Work instructions:
Copy out every line containing the word "color".

***** Dataset entries

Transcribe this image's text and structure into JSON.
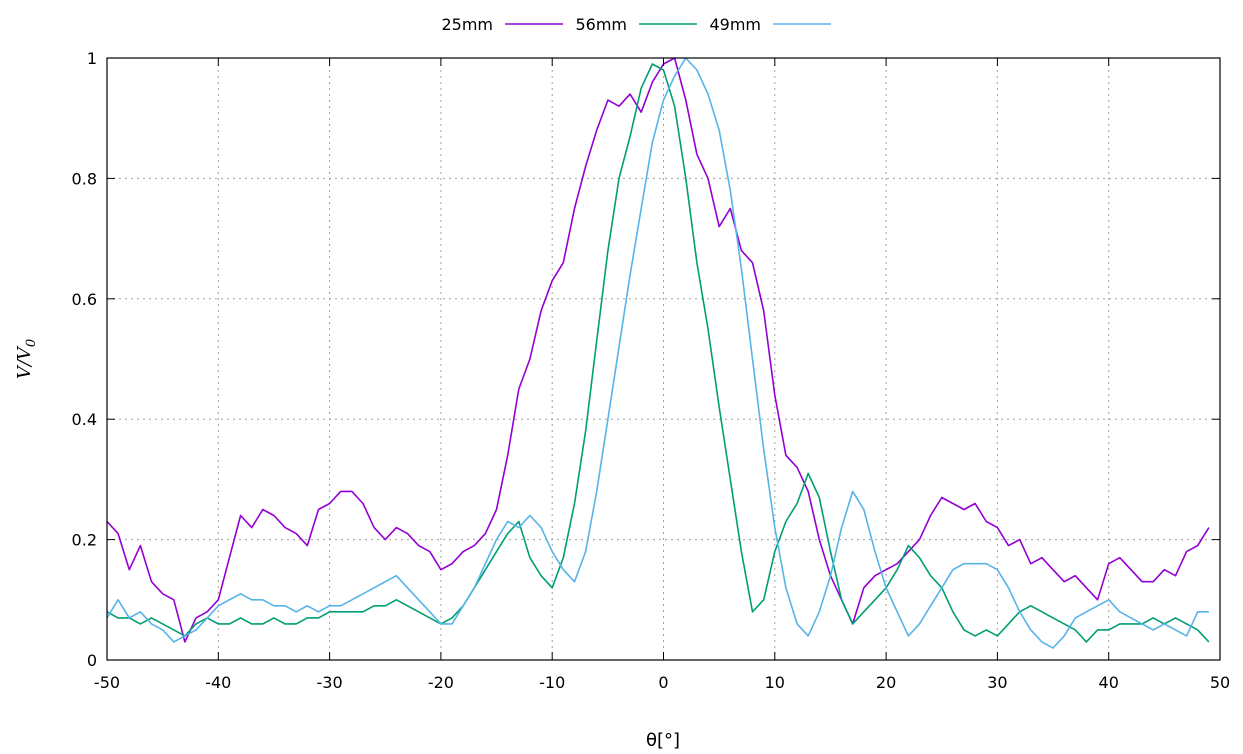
{
  "chart_data": {
    "type": "line",
    "title": "",
    "xlabel": "θ[°]",
    "ylabel": "V/V0",
    "ylabel_main": "V/V",
    "ylabel_sub": "0",
    "xlim": [
      -50,
      50
    ],
    "ylim": [
      0,
      1
    ],
    "x_ticks": [
      -50,
      -40,
      -30,
      -20,
      -10,
      0,
      10,
      20,
      30,
      40,
      50
    ],
    "y_ticks": [
      0,
      0.2,
      0.4,
      0.6,
      0.8,
      1
    ],
    "y_tick_labels": [
      "0",
      "0.2",
      "0.4",
      "0.6",
      "0.8",
      "1"
    ],
    "grid": true,
    "legend_position": "top-center",
    "series": [
      {
        "name": "25mm",
        "color": "#9400d3",
        "x": [
          -50,
          -49,
          -48,
          -47,
          -46,
          -45,
          -44,
          -43,
          -42,
          -41,
          -40,
          -39,
          -38,
          -37,
          -36,
          -35,
          -34,
          -33,
          -32,
          -31,
          -30,
          -29,
          -28,
          -27,
          -26,
          -25,
          -24,
          -23,
          -22,
          -21,
          -20,
          -19,
          -18,
          -17,
          -16,
          -15,
          -14,
          -13,
          -12,
          -11,
          -10,
          -9,
          -8,
          -7,
          -6,
          -5,
          -4,
          -3,
          -2,
          -1,
          0,
          1,
          2,
          3,
          4,
          5,
          6,
          7,
          8,
          9,
          10,
          11,
          12,
          13,
          14,
          15,
          16,
          17,
          18,
          19,
          20,
          21,
          22,
          23,
          24,
          25,
          26,
          27,
          28,
          29,
          30,
          31,
          32,
          33,
          34,
          35,
          36,
          37,
          38,
          39,
          40,
          41,
          42,
          43,
          44,
          45,
          46,
          47,
          48,
          49
        ],
        "y": [
          0.23,
          0.21,
          0.15,
          0.19,
          0.13,
          0.11,
          0.1,
          0.03,
          0.07,
          0.08,
          0.1,
          0.17,
          0.24,
          0.22,
          0.25,
          0.24,
          0.22,
          0.21,
          0.19,
          0.25,
          0.26,
          0.28,
          0.28,
          0.26,
          0.22,
          0.2,
          0.22,
          0.21,
          0.19,
          0.18,
          0.15,
          0.16,
          0.18,
          0.19,
          0.21,
          0.25,
          0.34,
          0.45,
          0.5,
          0.58,
          0.63,
          0.66,
          0.75,
          0.82,
          0.88,
          0.93,
          0.92,
          0.94,
          0.91,
          0.96,
          0.99,
          1.0,
          0.93,
          0.84,
          0.8,
          0.72,
          0.75,
          0.68,
          0.66,
          0.58,
          0.44,
          0.34,
          0.32,
          0.28,
          0.2,
          0.14,
          0.1,
          0.06,
          0.12,
          0.14,
          0.15,
          0.16,
          0.18,
          0.2,
          0.24,
          0.27,
          0.26,
          0.25,
          0.26,
          0.23,
          0.22,
          0.19,
          0.2,
          0.16,
          0.17,
          0.15,
          0.13,
          0.14,
          0.12,
          0.1,
          0.16,
          0.17,
          0.15,
          0.13,
          0.13,
          0.15,
          0.14,
          0.18,
          0.19,
          0.22
        ]
      },
      {
        "name": "56mm",
        "color": "#009e73",
        "x": [
          -50,
          -49,
          -48,
          -47,
          -46,
          -45,
          -44,
          -43,
          -42,
          -41,
          -40,
          -39,
          -38,
          -37,
          -36,
          -35,
          -34,
          -33,
          -32,
          -31,
          -30,
          -29,
          -28,
          -27,
          -26,
          -25,
          -24,
          -23,
          -22,
          -21,
          -20,
          -19,
          -18,
          -17,
          -16,
          -15,
          -14,
          -13,
          -12,
          -11,
          -10,
          -9,
          -8,
          -7,
          -6,
          -5,
          -4,
          -3,
          -2,
          -1,
          0,
          1,
          2,
          3,
          4,
          5,
          6,
          7,
          8,
          9,
          10,
          11,
          12,
          13,
          14,
          15,
          16,
          17,
          18,
          19,
          20,
          21,
          22,
          23,
          24,
          25,
          26,
          27,
          28,
          29,
          30,
          31,
          32,
          33,
          34,
          35,
          36,
          37,
          38,
          39,
          40,
          41,
          42,
          43,
          44,
          45,
          46,
          47,
          48,
          49
        ],
        "y": [
          0.08,
          0.07,
          0.07,
          0.06,
          0.07,
          0.06,
          0.05,
          0.04,
          0.06,
          0.07,
          0.06,
          0.06,
          0.07,
          0.06,
          0.06,
          0.07,
          0.06,
          0.06,
          0.07,
          0.07,
          0.08,
          0.08,
          0.08,
          0.08,
          0.09,
          0.09,
          0.1,
          0.09,
          0.08,
          0.07,
          0.06,
          0.07,
          0.09,
          0.12,
          0.15,
          0.18,
          0.21,
          0.23,
          0.17,
          0.14,
          0.12,
          0.17,
          0.26,
          0.38,
          0.53,
          0.68,
          0.8,
          0.87,
          0.95,
          0.99,
          0.98,
          0.92,
          0.8,
          0.66,
          0.55,
          0.42,
          0.3,
          0.18,
          0.08,
          0.1,
          0.18,
          0.23,
          0.26,
          0.31,
          0.27,
          0.18,
          0.1,
          0.06,
          0.08,
          0.1,
          0.12,
          0.15,
          0.19,
          0.17,
          0.14,
          0.12,
          0.08,
          0.05,
          0.04,
          0.05,
          0.04,
          0.06,
          0.08,
          0.09,
          0.08,
          0.07,
          0.06,
          0.05,
          0.03,
          0.05,
          0.05,
          0.06,
          0.06,
          0.06,
          0.07,
          0.06,
          0.07,
          0.06,
          0.05,
          0.03
        ]
      },
      {
        "name": "49mm",
        "color": "#56b4e9",
        "x": [
          -50,
          -49,
          -48,
          -47,
          -46,
          -45,
          -44,
          -43,
          -42,
          -41,
          -40,
          -39,
          -38,
          -37,
          -36,
          -35,
          -34,
          -33,
          -32,
          -31,
          -30,
          -29,
          -28,
          -27,
          -26,
          -25,
          -24,
          -23,
          -22,
          -21,
          -20,
          -19,
          -18,
          -17,
          -16,
          -15,
          -14,
          -13,
          -12,
          -11,
          -10,
          -9,
          -8,
          -7,
          -6,
          -5,
          -4,
          -3,
          -2,
          -1,
          0,
          1,
          2,
          3,
          4,
          5,
          6,
          7,
          8,
          9,
          10,
          11,
          12,
          13,
          14,
          15,
          16,
          17,
          18,
          19,
          20,
          21,
          22,
          23,
          24,
          25,
          26,
          27,
          28,
          29,
          30,
          31,
          32,
          33,
          34,
          35,
          36,
          37,
          38,
          39,
          40,
          41,
          42,
          43,
          44,
          45,
          46,
          47,
          48,
          49
        ],
        "y": [
          0.07,
          0.1,
          0.07,
          0.08,
          0.06,
          0.05,
          0.03,
          0.04,
          0.05,
          0.07,
          0.09,
          0.1,
          0.11,
          0.1,
          0.1,
          0.09,
          0.09,
          0.08,
          0.09,
          0.08,
          0.09,
          0.09,
          0.1,
          0.11,
          0.12,
          0.13,
          0.14,
          0.12,
          0.1,
          0.08,
          0.06,
          0.06,
          0.09,
          0.12,
          0.16,
          0.2,
          0.23,
          0.22,
          0.24,
          0.22,
          0.18,
          0.15,
          0.13,
          0.18,
          0.28,
          0.4,
          0.52,
          0.64,
          0.75,
          0.86,
          0.93,
          0.97,
          1.0,
          0.98,
          0.94,
          0.88,
          0.78,
          0.65,
          0.5,
          0.35,
          0.22,
          0.12,
          0.06,
          0.04,
          0.08,
          0.14,
          0.22,
          0.28,
          0.25,
          0.18,
          0.12,
          0.08,
          0.04,
          0.06,
          0.09,
          0.12,
          0.15,
          0.16,
          0.16,
          0.16,
          0.15,
          0.12,
          0.08,
          0.05,
          0.03,
          0.02,
          0.04,
          0.07,
          0.08,
          0.09,
          0.1,
          0.08,
          0.07,
          0.06,
          0.05,
          0.06,
          0.05,
          0.04,
          0.08,
          0.08
        ]
      }
    ]
  }
}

**********

Result for this exercise:
        "color": "#9400d3",
        "color": "#009e73",
        "color": "#56b4e9",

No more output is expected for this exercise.